▶ [RAW DATA]:
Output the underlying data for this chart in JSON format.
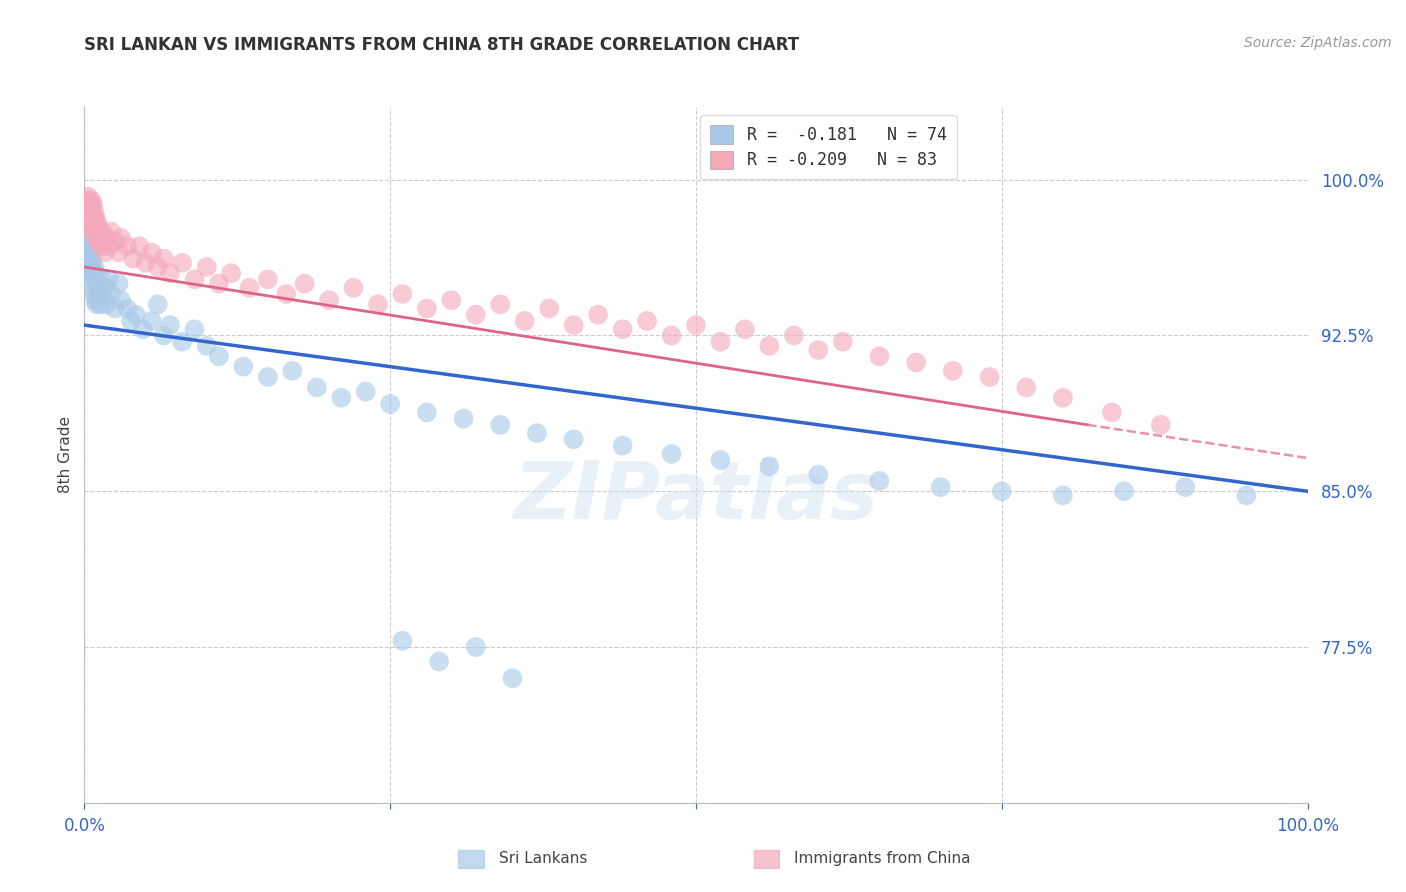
{
  "title": "SRI LANKAN VS IMMIGRANTS FROM CHINA 8TH GRADE CORRELATION CHART",
  "source": "Source: ZipAtlas.com",
  "ylabel": "8th Grade",
  "ytick_values": [
    0.775,
    0.85,
    0.925,
    1.0
  ],
  "xlim": [
    0.0,
    1.0
  ],
  "ylim": [
    0.7,
    1.035
  ],
  "legend_blue_label": "R =  -0.181   N = 74",
  "legend_pink_label": "R = -0.209   N = 83",
  "series_blue_label": "Sri Lankans",
  "series_pink_label": "Immigrants from China",
  "blue_color": "#a8c8e8",
  "pink_color": "#f4a8bc",
  "blue_line_color": "#3366cc",
  "pink_line_color": "#dd6688",
  "blue_scatter_x": [
    0.001,
    0.002,
    0.002,
    0.003,
    0.003,
    0.003,
    0.004,
    0.004,
    0.005,
    0.005,
    0.005,
    0.006,
    0.006,
    0.006,
    0.007,
    0.007,
    0.008,
    0.008,
    0.009,
    0.009,
    0.01,
    0.01,
    0.011,
    0.012,
    0.013,
    0.014,
    0.015,
    0.017,
    0.018,
    0.02,
    0.022,
    0.025,
    0.028,
    0.03,
    0.035,
    0.038,
    0.042,
    0.048,
    0.055,
    0.06,
    0.065,
    0.07,
    0.08,
    0.09,
    0.1,
    0.11,
    0.13,
    0.15,
    0.17,
    0.19,
    0.21,
    0.23,
    0.25,
    0.28,
    0.31,
    0.34,
    0.37,
    0.4,
    0.44,
    0.48,
    0.52,
    0.56,
    0.6,
    0.65,
    0.7,
    0.75,
    0.8,
    0.85,
    0.9,
    0.95,
    0.26,
    0.29,
    0.32,
    0.35
  ],
  "blue_scatter_y": [
    0.98,
    0.972,
    0.968,
    0.975,
    0.965,
    0.96,
    0.97,
    0.955,
    0.968,
    0.958,
    0.952,
    0.965,
    0.96,
    0.948,
    0.962,
    0.955,
    0.958,
    0.945,
    0.955,
    0.942,
    0.952,
    0.94,
    0.948,
    0.945,
    0.94,
    0.952,
    0.945,
    0.948,
    0.94,
    0.952,
    0.945,
    0.938,
    0.95,
    0.942,
    0.938,
    0.932,
    0.935,
    0.928,
    0.932,
    0.94,
    0.925,
    0.93,
    0.922,
    0.928,
    0.92,
    0.915,
    0.91,
    0.905,
    0.908,
    0.9,
    0.895,
    0.898,
    0.892,
    0.888,
    0.885,
    0.882,
    0.878,
    0.875,
    0.872,
    0.868,
    0.865,
    0.862,
    0.858,
    0.855,
    0.852,
    0.85,
    0.848,
    0.85,
    0.852,
    0.848,
    0.778,
    0.768,
    0.775,
    0.76
  ],
  "pink_scatter_x": [
    0.001,
    0.002,
    0.002,
    0.003,
    0.003,
    0.003,
    0.004,
    0.004,
    0.004,
    0.005,
    0.005,
    0.006,
    0.006,
    0.007,
    0.007,
    0.007,
    0.008,
    0.008,
    0.009,
    0.009,
    0.01,
    0.01,
    0.011,
    0.011,
    0.012,
    0.013,
    0.014,
    0.015,
    0.016,
    0.017,
    0.018,
    0.02,
    0.022,
    0.025,
    0.028,
    0.03,
    0.035,
    0.04,
    0.045,
    0.05,
    0.055,
    0.06,
    0.065,
    0.07,
    0.08,
    0.09,
    0.1,
    0.11,
    0.12,
    0.135,
    0.15,
    0.165,
    0.18,
    0.2,
    0.22,
    0.24,
    0.26,
    0.28,
    0.3,
    0.32,
    0.34,
    0.36,
    0.38,
    0.4,
    0.42,
    0.44,
    0.46,
    0.48,
    0.5,
    0.52,
    0.54,
    0.56,
    0.58,
    0.6,
    0.62,
    0.65,
    0.68,
    0.71,
    0.74,
    0.77,
    0.8,
    0.84,
    0.88
  ],
  "pink_scatter_y": [
    0.99,
    0.988,
    0.985,
    0.992,
    0.988,
    0.982,
    0.99,
    0.985,
    0.978,
    0.988,
    0.982,
    0.99,
    0.985,
    0.988,
    0.98,
    0.975,
    0.985,
    0.978,
    0.982,
    0.975,
    0.98,
    0.972,
    0.978,
    0.97,
    0.975,
    0.972,
    0.968,
    0.975,
    0.97,
    0.965,
    0.972,
    0.968,
    0.975,
    0.97,
    0.965,
    0.972,
    0.968,
    0.962,
    0.968,
    0.96,
    0.965,
    0.958,
    0.962,
    0.955,
    0.96,
    0.952,
    0.958,
    0.95,
    0.955,
    0.948,
    0.952,
    0.945,
    0.95,
    0.942,
    0.948,
    0.94,
    0.945,
    0.938,
    0.942,
    0.935,
    0.94,
    0.932,
    0.938,
    0.93,
    0.935,
    0.928,
    0.932,
    0.925,
    0.93,
    0.922,
    0.928,
    0.92,
    0.925,
    0.918,
    0.922,
    0.915,
    0.912,
    0.908,
    0.905,
    0.9,
    0.895,
    0.888,
    0.882
  ],
  "blue_trend_x_start": 0.0,
  "blue_trend_x_end": 1.0,
  "blue_trend_y_start": 0.93,
  "blue_trend_y_end": 0.85,
  "pink_trend_solid_x_start": 0.0,
  "pink_trend_solid_x_end": 0.82,
  "pink_trend_y_start": 0.958,
  "pink_trend_y_end": 0.882,
  "pink_trend_dash_x_start": 0.82,
  "pink_trend_dash_x_end": 1.0,
  "pink_trend_dash_y_start": 0.882,
  "pink_trend_dash_y_end": 0.866,
  "watermark": "ZIPatlas",
  "grid_color": "#cccccc",
  "bg_color": "#ffffff"
}
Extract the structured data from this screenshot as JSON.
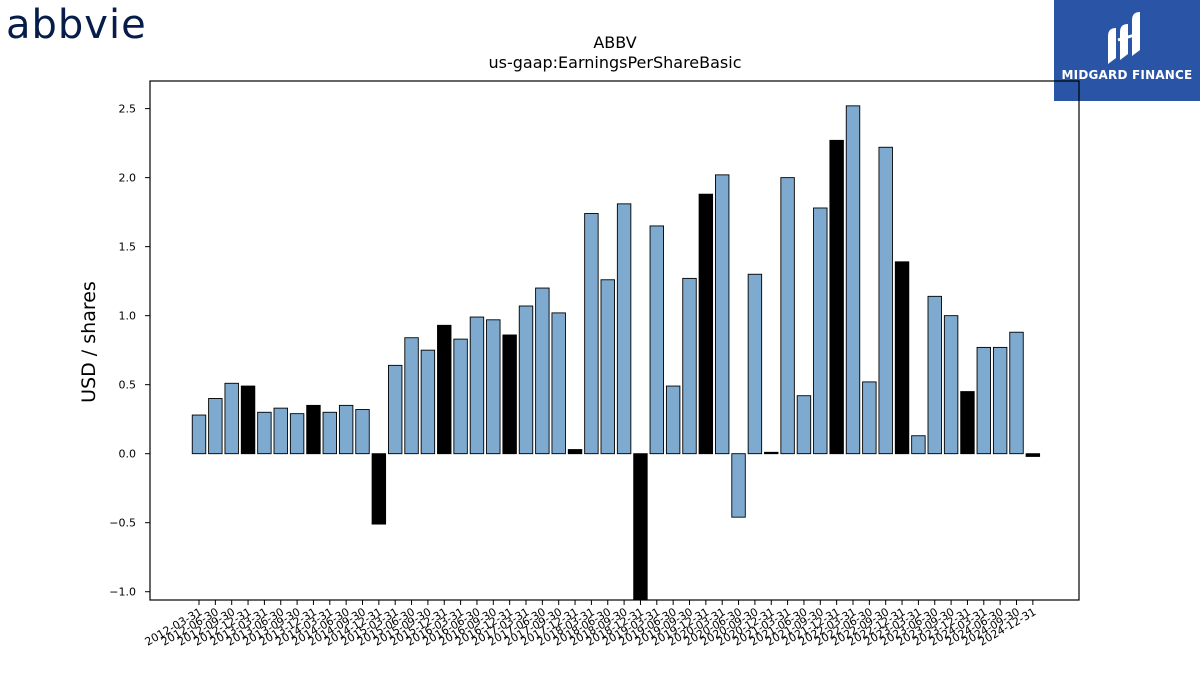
{
  "header": {
    "left_logo_text": "abbvie",
    "right_logo_text": "MIDGARD FINANCE"
  },
  "colors": {
    "bar_positive_default": "#7eaacf",
    "bar_highlight": "#000000",
    "logo_left": "#071d49",
    "logo_right_bg": "#2a55a6"
  },
  "chart_data": {
    "type": "bar",
    "title": "ABBV",
    "subtitle": "us-gaap:EarningsPerShareBasic",
    "ylabel": "USD / shares",
    "xlabel": "",
    "ylim": [
      -1.06,
      2.7
    ],
    "yticks": [
      -1.0,
      -0.5,
      0.0,
      0.5,
      1.0,
      1.5,
      2.0,
      2.5
    ],
    "ytick_labels": [
      "−1.0",
      "−0.5",
      "0.0",
      "0.5",
      "1.0",
      "1.5",
      "2.0",
      "2.5"
    ],
    "grid": false,
    "legend": "none",
    "categories": [
      "2012-03-31",
      "2012-06-30",
      "2012-09-30",
      "2012-12-31",
      "2013-03-31",
      "2013-06-30",
      "2013-09-30",
      "2013-12-31",
      "2014-03-31",
      "2014-06-30",
      "2014-09-30",
      "2014-12-31",
      "2015-03-31",
      "2015-06-30",
      "2015-09-30",
      "2015-12-31",
      "2016-03-31",
      "2016-06-30",
      "2016-09-30",
      "2016-12-31",
      "2017-03-31",
      "2017-06-30",
      "2017-09-30",
      "2017-12-31",
      "2018-03-31",
      "2018-06-30",
      "2018-09-30",
      "2018-12-31",
      "2019-03-31",
      "2019-06-30",
      "2019-09-30",
      "2019-12-31",
      "2020-03-31",
      "2020-06-30",
      "2020-09-30",
      "2020-12-31",
      "2021-03-31",
      "2021-06-30",
      "2021-09-30",
      "2021-12-31",
      "2022-03-31",
      "2022-06-30",
      "2022-09-30",
      "2022-12-31",
      "2023-03-31",
      "2023-06-30",
      "2023-09-30",
      "2023-12-31",
      "2024-03-31",
      "2024-06-30",
      "2024-09-30",
      "2024-12-31"
    ],
    "values": [
      0.28,
      0.4,
      0.51,
      0.49,
      0.3,
      0.33,
      0.29,
      0.35,
      0.3,
      0.35,
      0.32,
      -0.51,
      0.64,
      0.84,
      0.75,
      0.93,
      0.83,
      0.99,
      0.97,
      0.86,
      1.07,
      1.2,
      1.02,
      0.03,
      1.74,
      1.26,
      1.81,
      -1.06,
      1.65,
      0.49,
      1.27,
      1.88,
      2.02,
      -0.46,
      1.3,
      0.01,
      2.0,
      0.42,
      1.78,
      2.27,
      2.52,
      0.52,
      2.22,
      1.39,
      0.13,
      1.14,
      1.0,
      0.45,
      0.77,
      0.77,
      0.88,
      -0.02
    ],
    "highlight": [
      false,
      false,
      false,
      true,
      false,
      false,
      false,
      true,
      false,
      false,
      false,
      true,
      false,
      false,
      false,
      true,
      false,
      false,
      false,
      true,
      false,
      false,
      false,
      true,
      false,
      false,
      false,
      true,
      false,
      false,
      false,
      true,
      false,
      false,
      false,
      true,
      false,
      false,
      false,
      true,
      false,
      false,
      false,
      true,
      false,
      false,
      false,
      true,
      false,
      false,
      false,
      true
    ]
  }
}
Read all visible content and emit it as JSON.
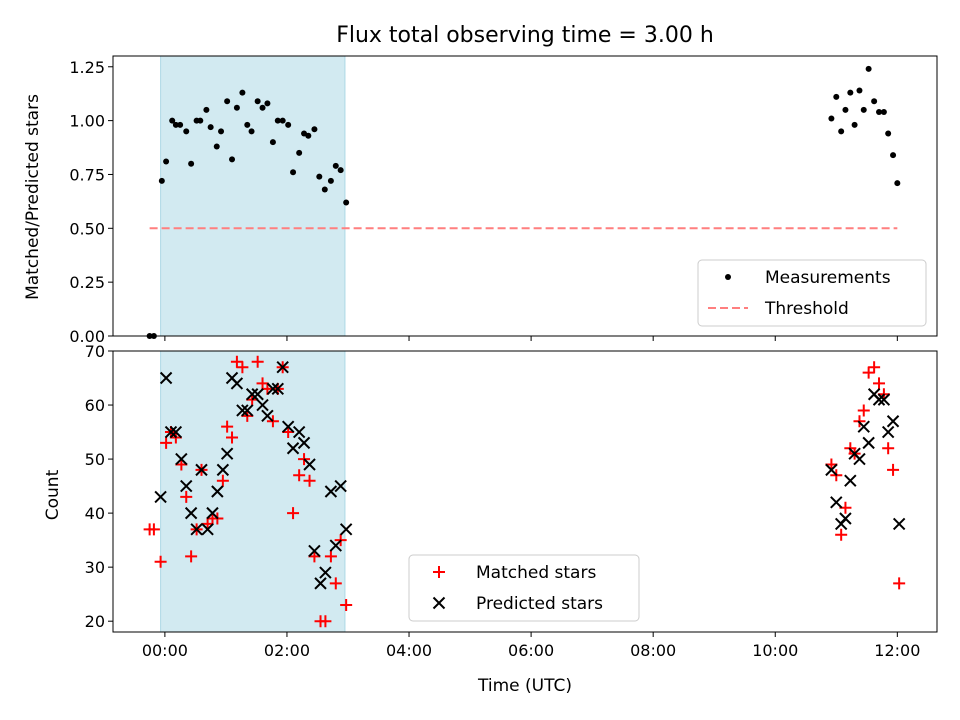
{
  "title": "Flux total observing time = 3.00 h",
  "chart_data": [
    {
      "type": "scatter",
      "ylabel": "Matched/Predicted stars",
      "ylim": [
        0,
        1.3
      ],
      "yticks": [
        0,
        0.25,
        0.5,
        0.75,
        1.0,
        1.25
      ],
      "yticklabels": [
        "0.00",
        "0.25",
        "0.50",
        "0.75",
        "1.00",
        "1.25"
      ],
      "xlim_hours": [
        -0.85,
        12.65
      ],
      "highlight_span_hours": [
        -0.07,
        2.95
      ],
      "highlight_color": "#add8e6",
      "legend_position": "lower-right",
      "series": [
        {
          "name": "Measurements",
          "marker": "dot",
          "color": "#000000",
          "points": [
            [
              -0.25,
              0.0
            ],
            [
              -0.18,
              0.0
            ],
            [
              -0.05,
              0.72
            ],
            [
              0.02,
              0.81
            ],
            [
              0.12,
              1.0
            ],
            [
              0.18,
              0.98
            ],
            [
              0.25,
              0.98
            ],
            [
              0.35,
              0.95
            ],
            [
              0.43,
              0.8
            ],
            [
              0.52,
              1.0
            ],
            [
              0.58,
              1.0
            ],
            [
              0.68,
              1.05
            ],
            [
              0.75,
              0.97
            ],
            [
              0.85,
              0.88
            ],
            [
              0.92,
              0.95
            ],
            [
              1.02,
              1.09
            ],
            [
              1.1,
              0.82
            ],
            [
              1.18,
              1.06
            ],
            [
              1.27,
              1.13
            ],
            [
              1.35,
              0.98
            ],
            [
              1.42,
              0.95
            ],
            [
              1.52,
              1.09
            ],
            [
              1.6,
              1.06
            ],
            [
              1.68,
              1.08
            ],
            [
              1.77,
              0.9
            ],
            [
              1.85,
              1.0
            ],
            [
              1.93,
              1.0
            ],
            [
              2.02,
              0.98
            ],
            [
              2.1,
              0.76
            ],
            [
              2.2,
              0.85
            ],
            [
              2.28,
              0.94
            ],
            [
              2.35,
              0.93
            ],
            [
              2.45,
              0.96
            ],
            [
              2.53,
              0.74
            ],
            [
              2.62,
              0.68
            ],
            [
              2.72,
              0.72
            ],
            [
              2.8,
              0.79
            ],
            [
              2.88,
              0.77
            ],
            [
              2.97,
              0.62
            ],
            [
              10.92,
              1.01
            ],
            [
              11.0,
              1.11
            ],
            [
              11.08,
              0.95
            ],
            [
              11.15,
              1.05
            ],
            [
              11.23,
              1.13
            ],
            [
              11.3,
              0.98
            ],
            [
              11.38,
              1.14
            ],
            [
              11.45,
              1.05
            ],
            [
              11.53,
              1.24
            ],
            [
              11.62,
              1.09
            ],
            [
              11.7,
              1.04
            ],
            [
              11.78,
              1.04
            ],
            [
              11.85,
              0.94
            ],
            [
              11.93,
              0.84
            ],
            [
              12.0,
              0.71
            ]
          ]
        },
        {
          "name": "Threshold",
          "marker": "dashed-line",
          "color": "#ff7f7f",
          "x": [
            -0.25,
            12.0
          ],
          "y": [
            0.5,
            0.5
          ]
        }
      ]
    },
    {
      "type": "scatter",
      "xlabel": "Time (UTC)",
      "ylabel": "Count",
      "ylim": [
        18,
        70
      ],
      "yticks": [
        20,
        30,
        40,
        50,
        60,
        70
      ],
      "yticklabels": [
        "20",
        "30",
        "40",
        "50",
        "60",
        "70"
      ],
      "xlim_hours": [
        -0.85,
        12.65
      ],
      "xticks_hours": [
        0,
        2,
        4,
        6,
        8,
        10,
        12
      ],
      "xticklabels": [
        "00:00",
        "02:00",
        "04:00",
        "06:00",
        "08:00",
        "10:00",
        "12:00"
      ],
      "highlight_span_hours": [
        -0.07,
        2.95
      ],
      "highlight_color": "#add8e6",
      "legend_position": "lower-center",
      "series": [
        {
          "name": "Matched stars",
          "marker": "plus",
          "color": "#ff0000",
          "points": [
            [
              -0.25,
              37
            ],
            [
              -0.18,
              37
            ],
            [
              -0.07,
              31
            ],
            [
              0.02,
              53
            ],
            [
              0.1,
              55
            ],
            [
              0.18,
              54
            ],
            [
              0.27,
              49
            ],
            [
              0.35,
              43
            ],
            [
              0.43,
              32
            ],
            [
              0.52,
              37
            ],
            [
              0.6,
              48
            ],
            [
              0.7,
              38
            ],
            [
              0.78,
              39
            ],
            [
              0.86,
              39
            ],
            [
              0.95,
              46
            ],
            [
              1.02,
              56
            ],
            [
              1.1,
              54
            ],
            [
              1.18,
              68
            ],
            [
              1.27,
              67
            ],
            [
              1.35,
              58
            ],
            [
              1.43,
              61
            ],
            [
              1.52,
              68
            ],
            [
              1.6,
              64
            ],
            [
              1.68,
              63
            ],
            [
              1.77,
              57
            ],
            [
              1.85,
              63
            ],
            [
              1.93,
              67
            ],
            [
              2.02,
              55
            ],
            [
              2.1,
              40
            ],
            [
              2.2,
              47
            ],
            [
              2.28,
              50
            ],
            [
              2.37,
              46
            ],
            [
              2.45,
              32
            ],
            [
              2.55,
              20
            ],
            [
              2.63,
              20
            ],
            [
              2.72,
              32
            ],
            [
              2.8,
              27
            ],
            [
              2.88,
              35
            ],
            [
              2.97,
              23
            ],
            [
              10.92,
              49
            ],
            [
              11.0,
              47
            ],
            [
              11.08,
              36
            ],
            [
              11.15,
              41
            ],
            [
              11.23,
              52
            ],
            [
              11.3,
              51
            ],
            [
              11.38,
              57
            ],
            [
              11.45,
              59
            ],
            [
              11.53,
              66
            ],
            [
              11.62,
              67
            ],
            [
              11.7,
              64
            ],
            [
              11.78,
              62
            ],
            [
              11.85,
              52
            ],
            [
              11.93,
              48
            ],
            [
              12.03,
              27
            ]
          ]
        },
        {
          "name": "Predicted stars",
          "marker": "x",
          "color": "#000000",
          "points": [
            [
              -0.07,
              43
            ],
            [
              0.02,
              65
            ],
            [
              0.1,
              55
            ],
            [
              0.18,
              55
            ],
            [
              0.27,
              50
            ],
            [
              0.35,
              45
            ],
            [
              0.43,
              40
            ],
            [
              0.52,
              37
            ],
            [
              0.6,
              48
            ],
            [
              0.7,
              37
            ],
            [
              0.78,
              40
            ],
            [
              0.86,
              44
            ],
            [
              0.95,
              48
            ],
            [
              1.02,
              51
            ],
            [
              1.1,
              65
            ],
            [
              1.18,
              64
            ],
            [
              1.27,
              59
            ],
            [
              1.35,
              59
            ],
            [
              1.43,
              62
            ],
            [
              1.52,
              62
            ],
            [
              1.6,
              60
            ],
            [
              1.68,
              58
            ],
            [
              1.77,
              63
            ],
            [
              1.85,
              63
            ],
            [
              1.93,
              67
            ],
            [
              2.02,
              56
            ],
            [
              2.1,
              52
            ],
            [
              2.2,
              55
            ],
            [
              2.28,
              53
            ],
            [
              2.37,
              49
            ],
            [
              2.45,
              33
            ],
            [
              2.55,
              27
            ],
            [
              2.63,
              29
            ],
            [
              2.72,
              44
            ],
            [
              2.8,
              34
            ],
            [
              2.88,
              45
            ],
            [
              2.97,
              37
            ],
            [
              10.92,
              48
            ],
            [
              11.0,
              42
            ],
            [
              11.08,
              38
            ],
            [
              11.15,
              39
            ],
            [
              11.23,
              46
            ],
            [
              11.3,
              51
            ],
            [
              11.38,
              50
            ],
            [
              11.45,
              56
            ],
            [
              11.53,
              53
            ],
            [
              11.62,
              62
            ],
            [
              11.7,
              61
            ],
            [
              11.78,
              61
            ],
            [
              11.85,
              55
            ],
            [
              11.93,
              57
            ],
            [
              12.03,
              38
            ]
          ]
        }
      ]
    }
  ]
}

▶ [WHAT THE TASK REQUIRES]:
Scan the lines for the string "Matched". Copy out each line that matches.

▶ [RESULT BELOW]:
      "ylabel": "Matched/Predicted stars",
          "name": "Matched stars",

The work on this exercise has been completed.